Exercise input below:

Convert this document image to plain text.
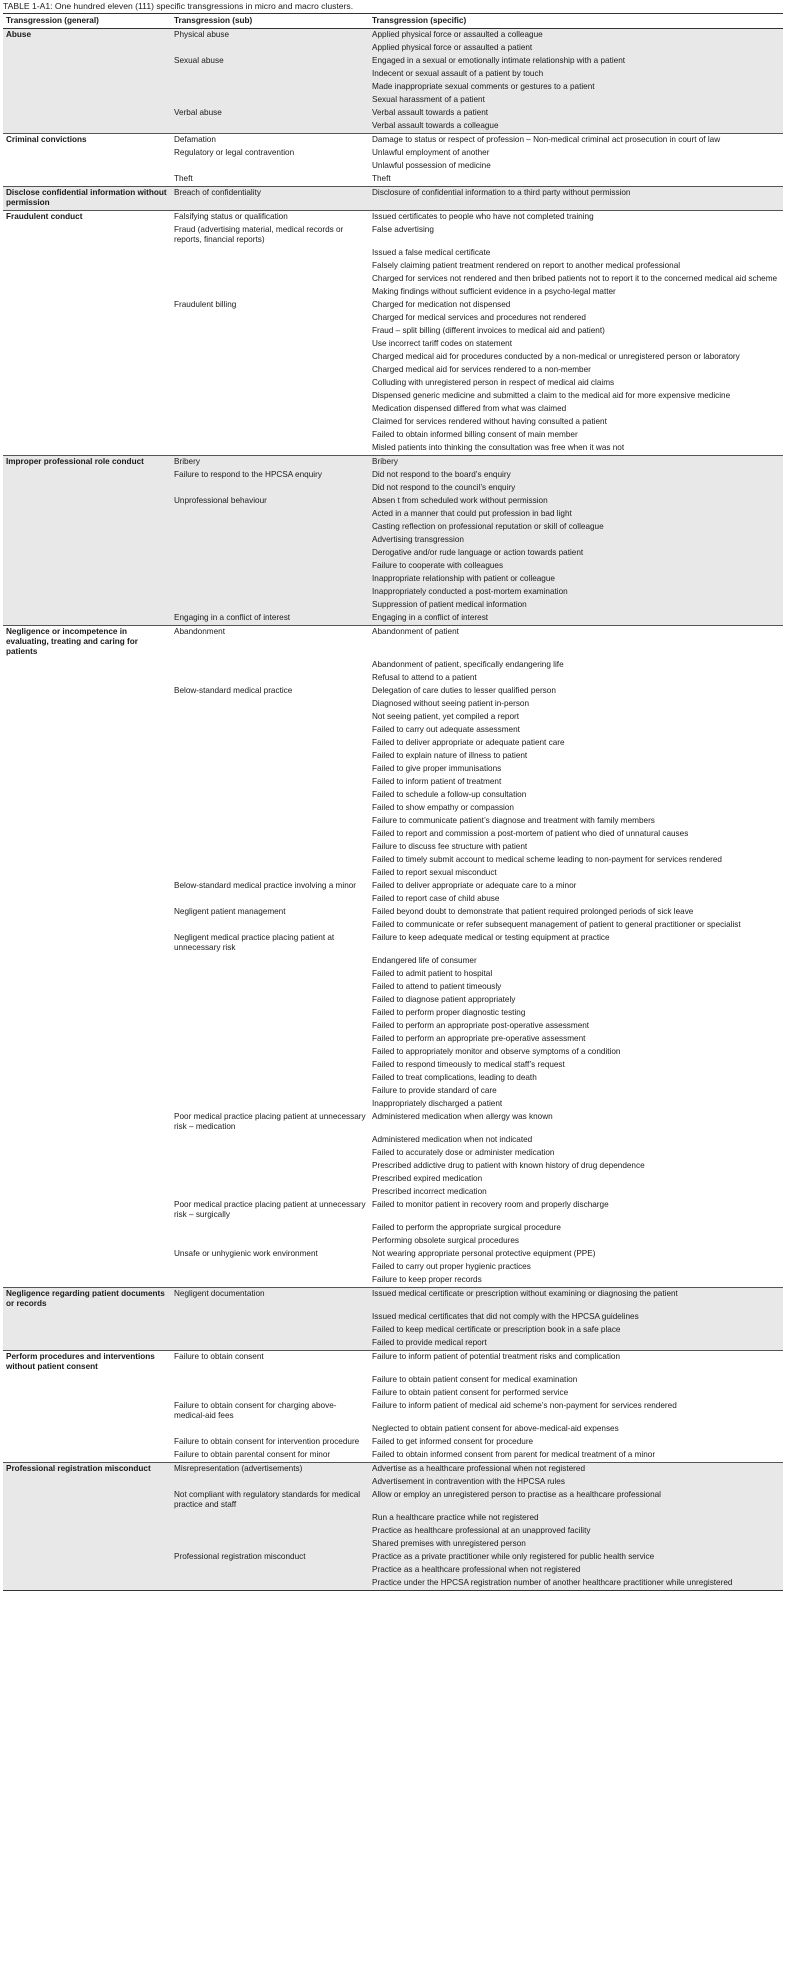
TABLE 1-A1: One hundred eleven (111) specific transgressions in micro and macro clusters.
Transgression (general)	Transgression (sub)	Transgression (specific)
Abuse	Physical abuse	Applied physical force or assaulted a colleague
		Applied physical force or assaulted a patient
	Sexual abuse	Engaged in a sexual or emotionally intimate relationship with a patient
		Indecent or sexual assault of a patient by touch
		Made inappropriate sexual comments or gestures to a patient
		Sexual harassment of a patient
	Verbal abuse	Verbal assault towards a patient
		Verbal assault towards a colleague
Criminal convictions	Defamation	Damage to status or respect of profession – Non-medical criminal act prosecution in court of law
	Regulatory or legal contravention	Unlawful employment of another
		Unlawful possession of medicine
	Theft	Theft
Disclose confidential information without permission	Breach of confidentiality	Disclosure of confidential information to a third party without permission
Fraudulent conduct	Falsifying status or qualification	Issued certificates to people who have not completed training
	Fraud (advertising material, medical records or reports, financial reports)	False advertising
		Issued a false medical certificate
		Falsely claiming patient treatment rendered on report to another medical professional
		Charged for services not rendered and then bribed patients not to report it to the concerned medical aid scheme
		Making findings without sufficient evidence in a psycho-legal matter
	Fraudulent billing	Charged for medication not dispensed
		Charged for medical services and procedures not rendered
		Fraud – split billing (different invoices to medical aid and patient)
		Use incorrect tariff codes on statement
		Charged medical aid for procedures conducted by a non-medical or unregistered person or laboratory
		Charged medical aid for services rendered to a non-member
		Colluding with unregistered person in respect of medical aid claims
		Dispensed generic medicine and submitted a claim to the medical aid for more expensive medicine
		Medication dispensed differed from what was claimed
		Claimed for services rendered without having consulted a patient
		Failed to obtain informed billing consent of main member
		Misled patients into thinking the consultation was free when it was not
Improper professional role conduct	Bribery	Bribery
	Failure to respond to the HPCSA enquiry	Did not respond to the board’s enquiry
		Did not respond to the council’s enquiry
	Unprofessional behaviour	Absen t from scheduled work without permission
		Acted in a manner that could put profession in bad light
		Casting reflection on professional reputation or skill of colleague
		Advertising transgression
		Derogative and/or rude language or action towards patient
		Failure to cooperate with colleagues
		Inappropriate relationship with patient or colleague
		Inappropriately conducted a post-mortem examination
		Suppression of patient medical information
	Engaging in a conflict of interest	Engaging in a conflict of interest
Negligence or incompetence in evaluating, treating and caring for patients	Abandonment	Abandonment of patient
		Abandonment of patient, specifically endangering life
		Refusal to attend to a patient
	Below-standard medical practice	Delegation of care duties to lesser qualified person
		Diagnosed without seeing patient in-person
		Not seeing patient, yet compiled a report
		Failed to carry out adequate assessment
		Failed to deliver appropriate or adequate patient care
		Failed to explain nature of illness to patient
		Failed to give proper immunisations
		Failed to inform patient of treatment
		Failed to schedule a follow-up consultation
		Failed to show empathy or compassion
		Failure to communicate patient’s diagnose and treatment with family members
		Failed to report and commission a post-mortem of patient who died of unnatural causes
		Failure to discuss fee structure with patient
		Failed to timely submit account to medical scheme leading to non-payment for services rendered
		Failed to report sexual misconduct
	Below-standard medical practice involving a minor	Failed to deliver appropriate or adequate care to a minor
		Failed to report case of child abuse
	Negligent patient management	Failed beyond doubt to demonstrate that patient required prolonged periods of sick leave
		Failed to communicate or refer subsequent management of patient to general practitioner or specialist
	Negligent medical practice placing patient at unnecessary risk	Failure to keep adequate medical or testing equipment at practice
		Endangered life of consumer
		Failed to admit patient to hospital
		Failed to attend to patient timeously
		Failed to diagnose patient appropriately
		Failed to perform proper diagnostic testing
		Failed to perform an appropriate post-operative assessment
		Failed to perform an appropriate pre-operative assessment
		Failed to appropriately monitor and observe symptoms of a condition
		Failed to respond timeously to medical staff’s request
		Failed to treat complications, leading to death
		Failure to provide standard of care
		Inappropriately discharged a patient
	Poor medical practice placing patient at unnecessary risk – medication	Administered medication when allergy was known
		Administered medication when not indicated
		Failed to accurately dose or administer medication
		Prescribed addictive drug to patient with known history of drug dependence
		Prescribed expired medication
		Prescribed incorrect medication
	Poor medical practice placing patient at unnecessary risk – surgically	Failed to monitor patient in recovery room and properly discharge
		Failed to perform the appropriate surgical procedure
		Performing obsolete surgical procedures
	Unsafe or unhygienic work environment	Not wearing appropriate personal protective equipment (PPE)
		Failed to carry out proper hygienic practices
		Failure to keep proper records
Negligence regarding patient documents or records	Negligent documentation	Issued medical certificate or prescription without examining or diagnosing the patient
		Issued medical certificates that did not comply with the HPCSA guidelines
		Failed to keep medical certificate or prescription book in a safe place
		Failed to provide medical report
Perform procedures and interventions without patient consent	Failure to obtain consent	Failure to inform patient of potential treatment risks and complication
		Failure to obtain patient consent for medical examination
		Failure to obtain patient consent for performed service
	Failure to obtain consent for charging above-medical-aid fees	Failure to inform patient of medical aid scheme’s non-payment for services rendered
		Neglected to obtain patient consent for above-medical-aid expenses
	Failure to obtain consent for intervention procedure	Failed to get informed consent for procedure
	Failure to obtain parental consent for minor	Failed to obtain informed consent from parent for medical treatment of a minor
Professional registration misconduct	Misrepresentation (advertisements)	Advertise as a healthcare professional when not registered
		Advertisement in contravention with the HPCSA rules
	Not compliant with regulatory standards for medical practice and staff	Allow or employ an unregistered person to practise as a healthcare professional
		Run a healthcare practice while not registered
		Practice as healthcare professional at an unapproved facility
		Shared premises with unregistered person
	Professional registration misconduct	Practice as a private practitioner while only registered for public health service
		Practice as a healthcare professional when not registered
		Practice under the HPCSA registration number of another healthcare practitioner while unregistered
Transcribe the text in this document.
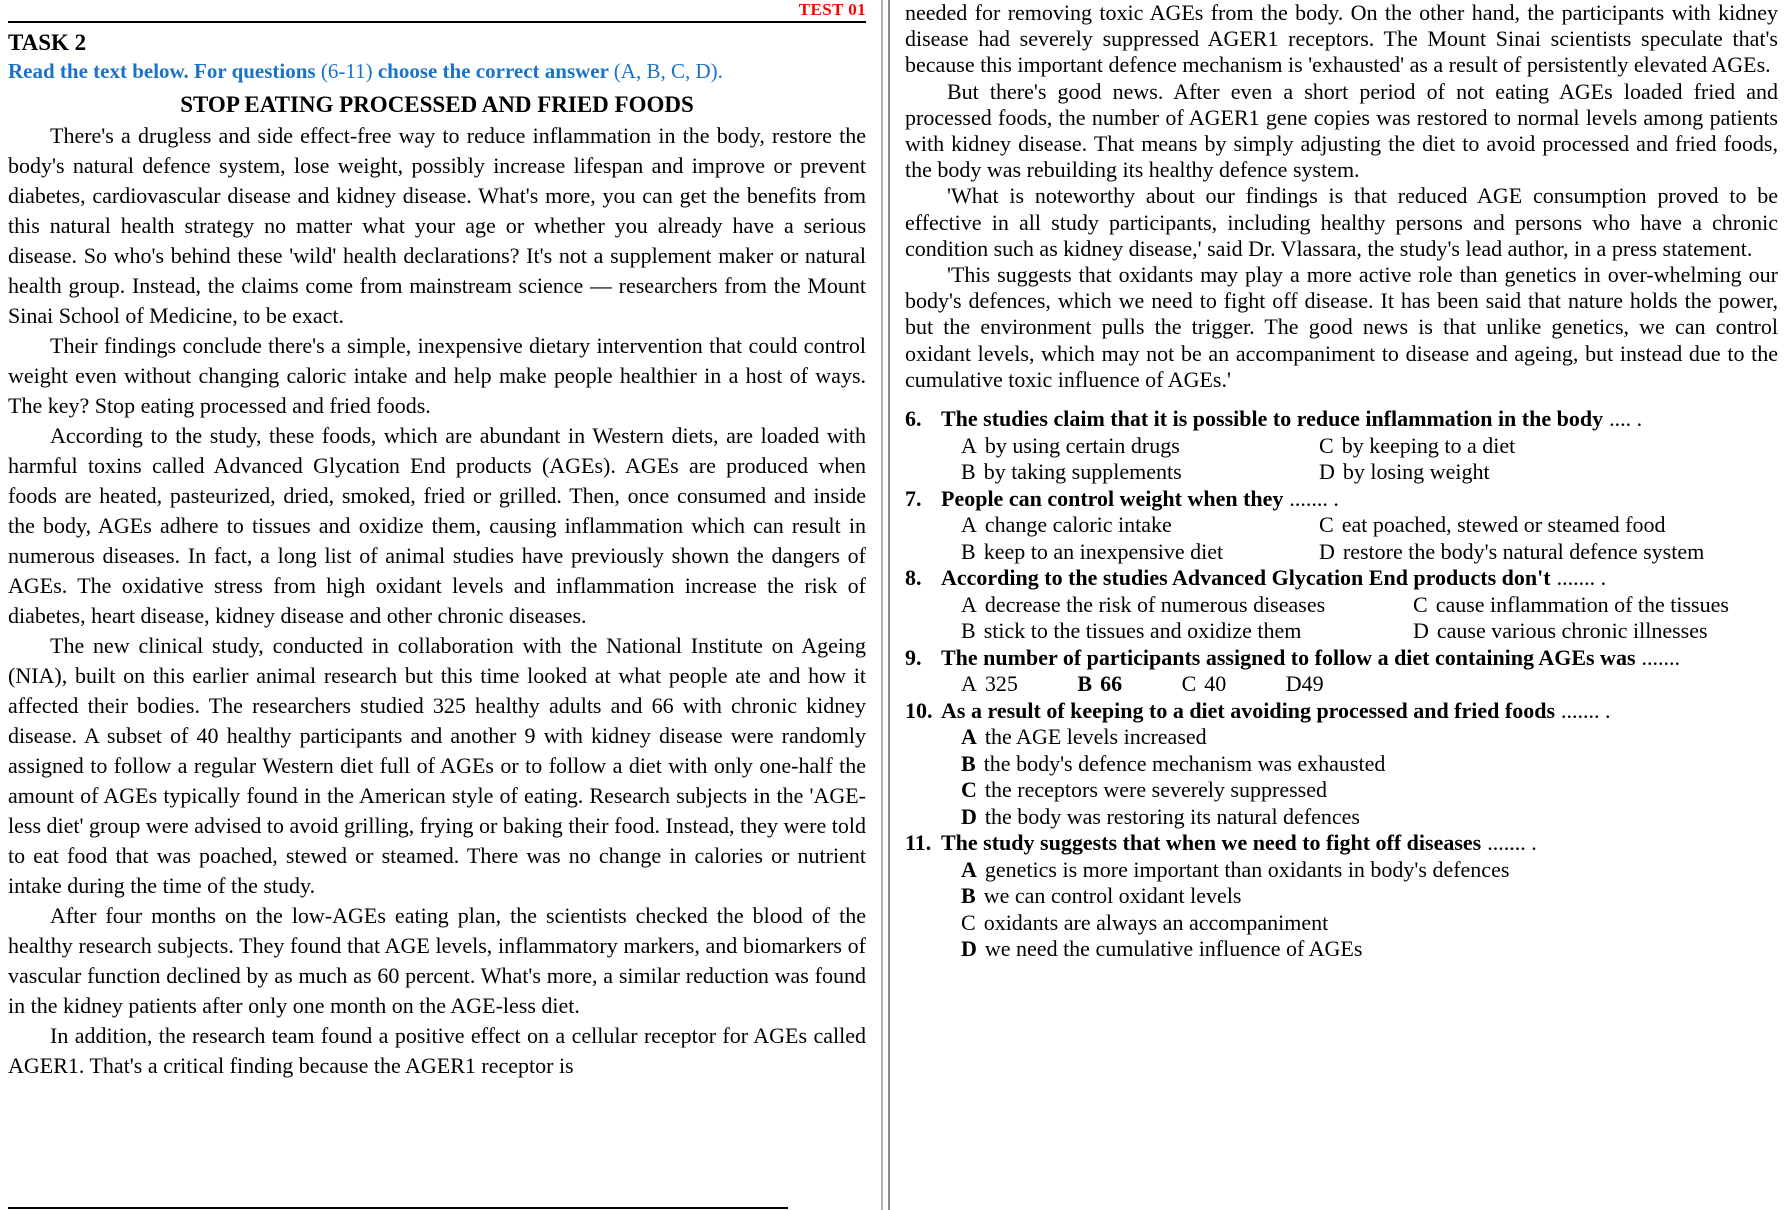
TEST 01
TASK 2
Read the text below. For questions (6-11) choose the correct answer (A, B, C, D).
STOP EATING PROCESSED AND FRIED FOODS

There's a drugless and side effect-free way to reduce inflammation in the body, restore the body's natural defence system, lose weight, possibly increase lifespan and improve or prevent diabetes, cardiovascular disease and kidney disease. What's more, you can get the benefits from this natural health strategy no matter what your age or whether you already have a serious disease. So who's behind these 'wild' health declarations? It's not a supplement maker or natural health group. Instead, the claims come from mainstream science — researchers from the Mount Sinai School of Medicine, to be exact.

Their findings conclude there's a simple, inexpensive dietary intervention that could control weight even without changing caloric intake and help make people healthier in a host of ways. The key? Stop eating processed and fried foods.

According to the study, these foods, which are abundant in Western diets, are loaded with harmful toxins called Advanced Glycation End products (AGEs). AGEs are produced when foods are heated, pasteurized, dried, smoked, fried or grilled. Then, once consumed and inside the body, AGEs adhere to tissues and oxidize them, causing inflammation which can result in numerous diseases. In fact, a long list of animal studies have previously shown the dangers of AGEs. The oxidative stress from high oxidant levels and inflammation increase the risk of diabetes, heart disease, kidney disease and other chronic diseases.

The new clinical study, conducted in collaboration with the National Institute on Ageing (NIA), built on this earlier animal research but this time looked at what people ate and how it affected their bodies. The researchers studied 325 healthy adults and 66 with chronic kidney disease. A subset of 40 healthy participants and another 9 with kidney disease were randomly assigned to follow a regular Western diet full of AGEs or to follow a diet with only one-half the amount of AGEs typically found in the American style of eating. Research subjects in the 'AGE-less diet' group were advised to avoid grilling, frying or baking their food. Instead, they were told to eat food that was poached, stewed or steamed. There was no change in calories or nutrient intake during the time of the study.

After four months on the low-AGEs eating plan, the scientists checked the blood of the healthy research subjects. They found that AGE levels, inflammatory markers, and biomarkers of vascular function declined by as much as 60 percent. What's more, a similar reduction was found in the kidney patients after only one month on the AGE-less diet.

In addition, the research team found a positive effect on a cellular receptor for AGEs called AGER1. That's a critical finding because the AGER1 receptor is

needed for removing toxic AGEs from the body. On the other hand, the participants with kidney disease had severely suppressed AGER1 receptors. The Mount Sinai scientists speculate that's because this important defence mechanism is 'exhausted' as a result of persistently elevated AGEs.

But there's good news. After even a short period of not eating AGEs loaded fried and processed foods, the number of AGER1 gene copies was restored to normal levels among patients with kidney disease. That means by simply adjusting the diet to avoid processed and fried foods, the body was rebuilding its healthy defence system.

'What is noteworthy about our findings is that reduced AGE consumption proved to be effective in all study participants, including healthy persons and persons who have a chronic condition such as kidney disease,' said Dr. Vlassara, the study's lead author, in a press statement.

'This suggests that oxidants may play a more active role than genetics in over-whelming our body's defences, which we need to fight off disease. It has been said that nature holds the power, but the environment pulls the trigger. The good news is that unlike genetics, we can control oxidant levels, which may not be an accompaniment to disease and ageing, but instead due to the cumulative toxic influence of AGEs.'

6. The studies claim that it is possible to reduce inflammation in the body .... .
A by using certain drugs	C by keeping to a diet
B by taking supplements	D by losing weight
7. People can control weight when they ....... .
A change caloric intake	C eat poached, stewed or steamed food
B keep to an inexpensive diet	D restore the body's natural defence system
8. According to the studies Advanced Glycation End products don't ....... .
A decrease the risk of numerous diseases	C cause inflammation of the tissues
B stick to the tissues and oxidize them	D cause various chronic illnesses
9. The number of participants assigned to follow a diet containing AGEs was .......
A 325	B 66	C 40	D49
10. As a result of keeping to a diet avoiding processed and fried foods ....... .
A the AGE levels increased
B the body's defence mechanism was exhausted
C the receptors were severely suppressed
D the body was restoring its natural defences
11. The study suggests that when we need to fight off diseases ....... .
A genetics is more important than oxidants in body's defences
B we can control oxidant levels
C oxidants are always an accompaniment
D we need the cumulative influence of AGEs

End of Exercise input.

### [Problem description]
Your answer should be a single number: how many lines of the material contain the word "inflammation".

### [Task response]
4